Chart and figure data:
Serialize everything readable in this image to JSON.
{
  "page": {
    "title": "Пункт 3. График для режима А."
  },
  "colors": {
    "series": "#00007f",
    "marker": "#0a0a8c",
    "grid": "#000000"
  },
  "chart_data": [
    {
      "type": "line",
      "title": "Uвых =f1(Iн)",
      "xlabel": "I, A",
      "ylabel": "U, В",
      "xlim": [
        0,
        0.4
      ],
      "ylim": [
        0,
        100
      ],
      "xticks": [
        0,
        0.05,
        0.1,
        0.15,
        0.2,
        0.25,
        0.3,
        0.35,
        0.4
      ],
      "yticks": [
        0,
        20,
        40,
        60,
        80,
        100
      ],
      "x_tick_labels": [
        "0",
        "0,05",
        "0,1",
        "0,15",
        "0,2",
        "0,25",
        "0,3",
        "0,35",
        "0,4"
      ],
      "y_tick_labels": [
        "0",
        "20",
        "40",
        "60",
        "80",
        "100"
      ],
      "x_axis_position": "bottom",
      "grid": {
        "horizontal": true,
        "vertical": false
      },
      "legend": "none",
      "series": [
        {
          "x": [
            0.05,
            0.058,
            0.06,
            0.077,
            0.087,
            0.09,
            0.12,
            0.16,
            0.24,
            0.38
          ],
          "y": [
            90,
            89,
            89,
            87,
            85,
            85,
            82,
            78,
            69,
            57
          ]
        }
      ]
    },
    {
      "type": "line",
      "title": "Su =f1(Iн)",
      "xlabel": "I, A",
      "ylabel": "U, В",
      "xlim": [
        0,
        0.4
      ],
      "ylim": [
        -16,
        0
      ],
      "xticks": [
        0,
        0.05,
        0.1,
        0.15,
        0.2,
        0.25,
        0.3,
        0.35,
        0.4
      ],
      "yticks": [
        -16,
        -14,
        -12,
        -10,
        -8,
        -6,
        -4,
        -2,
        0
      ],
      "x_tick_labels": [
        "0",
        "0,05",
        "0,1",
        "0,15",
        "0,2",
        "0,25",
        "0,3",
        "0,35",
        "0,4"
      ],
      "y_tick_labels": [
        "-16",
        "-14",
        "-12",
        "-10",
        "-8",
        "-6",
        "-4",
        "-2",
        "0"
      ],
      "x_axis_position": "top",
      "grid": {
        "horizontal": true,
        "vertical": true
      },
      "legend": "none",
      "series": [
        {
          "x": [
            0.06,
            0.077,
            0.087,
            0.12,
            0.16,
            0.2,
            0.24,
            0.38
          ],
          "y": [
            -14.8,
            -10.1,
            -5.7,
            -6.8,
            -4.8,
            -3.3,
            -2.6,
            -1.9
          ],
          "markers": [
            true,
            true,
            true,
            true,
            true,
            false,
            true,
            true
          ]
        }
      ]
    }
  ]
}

---

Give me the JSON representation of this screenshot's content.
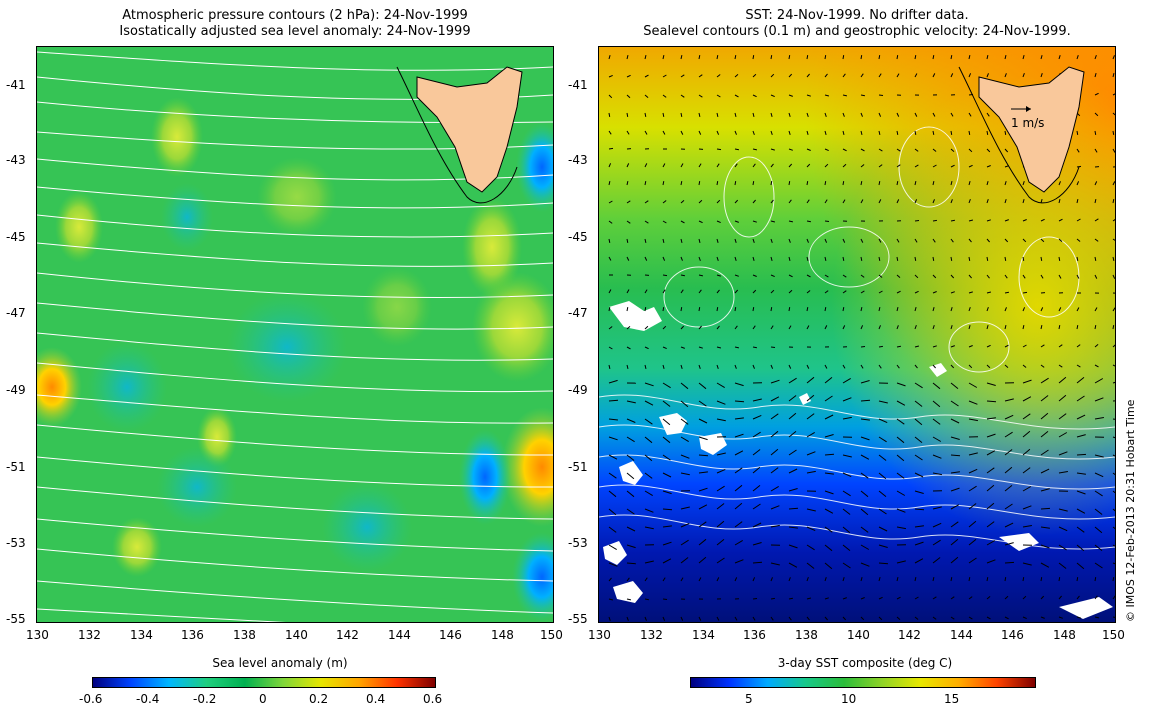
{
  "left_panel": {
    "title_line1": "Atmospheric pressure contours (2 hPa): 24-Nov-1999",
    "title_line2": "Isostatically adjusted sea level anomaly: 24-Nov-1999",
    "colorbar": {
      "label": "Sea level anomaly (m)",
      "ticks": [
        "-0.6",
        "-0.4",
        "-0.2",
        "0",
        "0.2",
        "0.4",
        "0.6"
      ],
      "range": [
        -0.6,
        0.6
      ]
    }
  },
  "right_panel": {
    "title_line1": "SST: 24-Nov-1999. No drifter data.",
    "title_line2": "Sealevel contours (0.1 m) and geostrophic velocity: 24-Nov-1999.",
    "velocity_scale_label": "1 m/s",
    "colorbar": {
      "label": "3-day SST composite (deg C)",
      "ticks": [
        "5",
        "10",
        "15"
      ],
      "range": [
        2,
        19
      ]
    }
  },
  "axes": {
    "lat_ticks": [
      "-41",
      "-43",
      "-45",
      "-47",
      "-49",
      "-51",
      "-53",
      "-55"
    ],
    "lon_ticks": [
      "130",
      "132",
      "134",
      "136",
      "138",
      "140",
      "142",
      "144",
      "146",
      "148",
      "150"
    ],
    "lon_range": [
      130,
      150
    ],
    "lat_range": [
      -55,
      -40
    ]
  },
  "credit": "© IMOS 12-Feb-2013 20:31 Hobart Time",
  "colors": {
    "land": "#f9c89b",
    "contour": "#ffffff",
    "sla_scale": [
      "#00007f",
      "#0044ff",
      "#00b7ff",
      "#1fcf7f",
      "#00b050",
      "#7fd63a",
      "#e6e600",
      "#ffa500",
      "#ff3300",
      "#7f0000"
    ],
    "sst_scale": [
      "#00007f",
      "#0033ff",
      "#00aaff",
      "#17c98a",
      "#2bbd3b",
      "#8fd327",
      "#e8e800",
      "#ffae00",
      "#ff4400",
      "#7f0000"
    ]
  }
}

* * *

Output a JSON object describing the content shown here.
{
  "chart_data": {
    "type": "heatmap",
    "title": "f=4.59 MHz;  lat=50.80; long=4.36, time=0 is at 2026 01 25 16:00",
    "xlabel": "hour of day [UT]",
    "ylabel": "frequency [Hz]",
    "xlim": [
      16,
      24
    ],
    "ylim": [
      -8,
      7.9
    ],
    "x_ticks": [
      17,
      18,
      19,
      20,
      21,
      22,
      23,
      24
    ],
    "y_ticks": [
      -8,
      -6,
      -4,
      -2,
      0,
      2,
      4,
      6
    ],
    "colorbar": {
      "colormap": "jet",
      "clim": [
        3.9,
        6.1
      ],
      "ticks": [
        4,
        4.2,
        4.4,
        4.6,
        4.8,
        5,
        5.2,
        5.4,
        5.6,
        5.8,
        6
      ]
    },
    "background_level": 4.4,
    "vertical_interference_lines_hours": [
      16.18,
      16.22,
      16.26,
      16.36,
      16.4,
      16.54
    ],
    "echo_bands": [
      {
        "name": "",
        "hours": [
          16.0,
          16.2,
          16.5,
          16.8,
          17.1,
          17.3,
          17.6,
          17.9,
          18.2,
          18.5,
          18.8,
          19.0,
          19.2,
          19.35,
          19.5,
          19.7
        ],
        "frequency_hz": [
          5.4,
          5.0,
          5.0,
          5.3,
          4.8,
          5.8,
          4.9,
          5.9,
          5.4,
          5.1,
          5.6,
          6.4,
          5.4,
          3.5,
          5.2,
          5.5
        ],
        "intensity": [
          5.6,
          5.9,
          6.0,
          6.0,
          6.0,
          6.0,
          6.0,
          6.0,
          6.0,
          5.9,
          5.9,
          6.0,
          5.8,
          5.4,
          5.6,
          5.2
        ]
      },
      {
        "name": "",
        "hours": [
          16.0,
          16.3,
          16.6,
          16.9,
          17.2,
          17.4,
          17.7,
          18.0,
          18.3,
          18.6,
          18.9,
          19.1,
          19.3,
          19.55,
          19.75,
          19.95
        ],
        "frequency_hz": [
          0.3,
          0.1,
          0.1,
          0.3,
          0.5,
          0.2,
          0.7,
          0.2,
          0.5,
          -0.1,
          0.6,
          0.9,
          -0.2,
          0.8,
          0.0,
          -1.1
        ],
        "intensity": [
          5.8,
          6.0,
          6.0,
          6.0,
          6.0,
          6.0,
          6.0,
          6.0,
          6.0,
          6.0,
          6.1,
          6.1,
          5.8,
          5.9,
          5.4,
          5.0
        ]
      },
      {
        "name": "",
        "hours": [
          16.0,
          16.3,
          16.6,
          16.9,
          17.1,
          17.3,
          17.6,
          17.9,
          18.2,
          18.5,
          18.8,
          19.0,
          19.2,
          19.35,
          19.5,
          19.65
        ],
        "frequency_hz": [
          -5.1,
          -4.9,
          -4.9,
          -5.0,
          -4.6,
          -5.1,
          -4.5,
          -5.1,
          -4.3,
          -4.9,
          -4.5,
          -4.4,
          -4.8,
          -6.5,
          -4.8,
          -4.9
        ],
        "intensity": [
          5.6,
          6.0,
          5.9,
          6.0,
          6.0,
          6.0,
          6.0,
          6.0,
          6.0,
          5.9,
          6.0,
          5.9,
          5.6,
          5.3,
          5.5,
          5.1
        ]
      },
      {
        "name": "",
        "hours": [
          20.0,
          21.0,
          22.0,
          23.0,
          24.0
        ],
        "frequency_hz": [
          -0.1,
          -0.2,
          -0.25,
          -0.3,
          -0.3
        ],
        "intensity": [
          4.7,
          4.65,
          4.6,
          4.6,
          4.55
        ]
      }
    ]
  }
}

REQUEST:
Copy each line of the entries that includes the word "this".

SOLUTION BELOW:
Serialize everything readable in this image to JSON.
Give me the JSON representation of this screenshot's content.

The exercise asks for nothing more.